▸ **DIRECTION**
Extract every line of the records below verbatim, leaving out the pictures.

▸ **Element and region data**
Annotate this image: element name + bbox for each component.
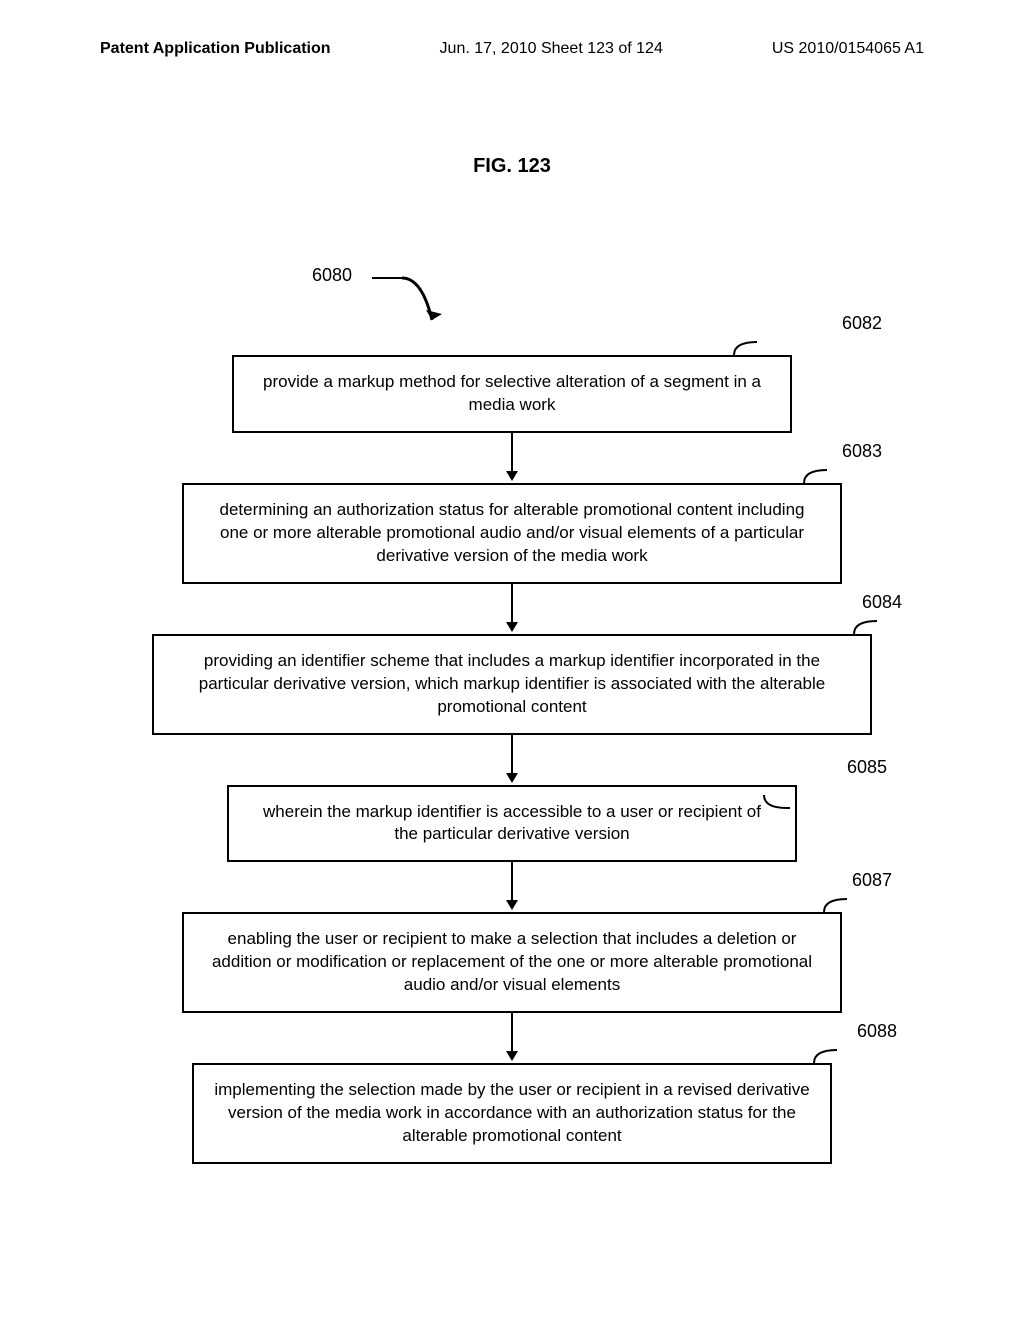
block-6088: implementing the selection made by the u… bbox=[192, 1063, 832, 1164]
block-text-6084: providing an identifier scheme that incl… bbox=[199, 651, 825, 716]
arrow-5 bbox=[152, 1013, 872, 1063]
block-text-6083: determining an authorization status for … bbox=[220, 500, 805, 565]
block-text-6087: enabling the user or recipient to make a… bbox=[212, 929, 812, 994]
ref-label-6080: 6080 bbox=[312, 265, 352, 286]
block-6087: enabling the user or recipient to make a… bbox=[182, 912, 842, 1013]
ref-arrow-6080 bbox=[372, 270, 452, 350]
block-text-6085: wherein the markup identifier is accessi… bbox=[263, 802, 761, 844]
block-container-2: 6083 determining an authorization status… bbox=[152, 483, 872, 584]
arrow-4 bbox=[152, 862, 872, 912]
ref-callout-6087 bbox=[822, 894, 852, 914]
arrow-2 bbox=[152, 584, 872, 634]
block-container-5: 6087 enabling the user or recipient to m… bbox=[152, 912, 872, 1013]
ref-callout-6084 bbox=[852, 616, 882, 636]
block-text-6088: implementing the selection made by the u… bbox=[214, 1080, 809, 1145]
figure-title: FIG. 123 bbox=[0, 155, 1024, 178]
block-container-4: 6085 wherein the markup identifier is ac… bbox=[152, 785, 872, 863]
ref-callout-6085 bbox=[762, 793, 792, 813]
header-center: Jun. 17, 2010 Sheet 123 of 124 bbox=[440, 40, 663, 58]
ref-callout-6082 bbox=[732, 337, 762, 357]
block-container-3: 6084 providing an identifier scheme that… bbox=[152, 634, 872, 735]
block-6083: determining an authorization status for … bbox=[182, 483, 842, 584]
ref-label-6082: 6082 bbox=[842, 313, 882, 334]
block-text-6082: provide a markup method for selective al… bbox=[263, 372, 761, 414]
ref-label-6083: 6083 bbox=[842, 441, 882, 462]
ref-callout-6083 bbox=[802, 465, 832, 485]
ref-label-6084: 6084 bbox=[862, 592, 902, 613]
page-header: Patent Application Publication Jun. 17, … bbox=[0, 40, 1024, 58]
block-container-1: 6082 provide a markup method for selecti… bbox=[152, 355, 872, 433]
flowchart-container: 6080 6082 provide a markup method for se… bbox=[152, 270, 872, 1164]
header-left: Patent Application Publication bbox=[100, 40, 331, 58]
header-right: US 2010/0154065 A1 bbox=[772, 40, 924, 58]
block-6085: wherein the markup identifier is accessi… bbox=[227, 785, 797, 863]
arrow-3 bbox=[152, 735, 872, 785]
ref-label-6085: 6085 bbox=[847, 757, 887, 778]
block-container-6: 6088 implementing the selection made by … bbox=[152, 1063, 872, 1164]
block-6084: providing an identifier scheme that incl… bbox=[152, 634, 872, 735]
ref-callout-6088 bbox=[812, 1045, 842, 1065]
block-6082: provide a markup method for selective al… bbox=[232, 355, 792, 433]
arrow-1 bbox=[152, 433, 872, 483]
ref-label-6088: 6088 bbox=[857, 1021, 897, 1042]
ref-label-6087: 6087 bbox=[852, 870, 892, 891]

▸ **OUTPUT**
Annotate this image: element name + bbox for each component.
block-6088: implementing the selection made by the u… bbox=[192, 1063, 832, 1164]
block-text-6084: providing an identifier scheme that incl… bbox=[199, 651, 825, 716]
arrow-5 bbox=[152, 1013, 872, 1063]
block-text-6083: determining an authorization status for … bbox=[220, 500, 805, 565]
block-text-6087: enabling the user or recipient to make a… bbox=[212, 929, 812, 994]
ref-label-6080: 6080 bbox=[312, 265, 352, 286]
block-6087: enabling the user or recipient to make a… bbox=[182, 912, 842, 1013]
ref-arrow-6080 bbox=[372, 270, 452, 350]
block-text-6085: wherein the markup identifier is accessi… bbox=[263, 802, 761, 844]
block-container-2: 6083 determining an authorization status… bbox=[152, 483, 872, 584]
arrow-4 bbox=[152, 862, 872, 912]
ref-callout-6087 bbox=[822, 894, 852, 914]
arrow-2 bbox=[152, 584, 872, 634]
block-container-5: 6087 enabling the user or recipient to m… bbox=[152, 912, 872, 1013]
ref-callout-6084 bbox=[852, 616, 882, 636]
block-text-6088: implementing the selection made by the u… bbox=[214, 1080, 809, 1145]
figure-title: FIG. 123 bbox=[0, 155, 1024, 178]
block-container-4: 6085 wherein the markup identifier is ac… bbox=[152, 785, 872, 863]
ref-callout-6085 bbox=[762, 793, 792, 813]
header-center: Jun. 17, 2010 Sheet 123 of 124 bbox=[440, 40, 663, 58]
ref-callout-6082 bbox=[732, 337, 762, 357]
block-container-3: 6084 providing an identifier scheme that… bbox=[152, 634, 872, 735]
block-6083: determining an authorization status for … bbox=[182, 483, 842, 584]
ref-label-6082: 6082 bbox=[842, 313, 882, 334]
block-text-6082: provide a markup method for selective al… bbox=[263, 372, 761, 414]
ref-label-6083: 6083 bbox=[842, 441, 882, 462]
ref-callout-6083 bbox=[802, 465, 832, 485]
ref-label-6084: 6084 bbox=[862, 592, 902, 613]
page-header: Patent Application Publication Jun. 17, … bbox=[0, 40, 1024, 58]
block-container-1: 6082 provide a markup method for selecti… bbox=[152, 355, 872, 433]
flowchart-container: 6080 6082 provide a markup method for se… bbox=[152, 270, 872, 1164]
header-left: Patent Application Publication bbox=[100, 40, 331, 58]
header-right: US 2010/0154065 A1 bbox=[772, 40, 924, 58]
block-6085: wherein the markup identifier is accessi… bbox=[227, 785, 797, 863]
arrow-3 bbox=[152, 735, 872, 785]
ref-label-6085: 6085 bbox=[847, 757, 887, 778]
block-container-6: 6088 implementing the selection made by … bbox=[152, 1063, 872, 1164]
block-6084: providing an identifier scheme that incl… bbox=[152, 634, 872, 735]
ref-callout-6088 bbox=[812, 1045, 842, 1065]
block-6082: provide a markup method for selective al… bbox=[232, 355, 792, 433]
arrow-1 bbox=[152, 433, 872, 483]
ref-label-6088: 6088 bbox=[857, 1021, 897, 1042]
ref-label-6087: 6087 bbox=[852, 870, 892, 891]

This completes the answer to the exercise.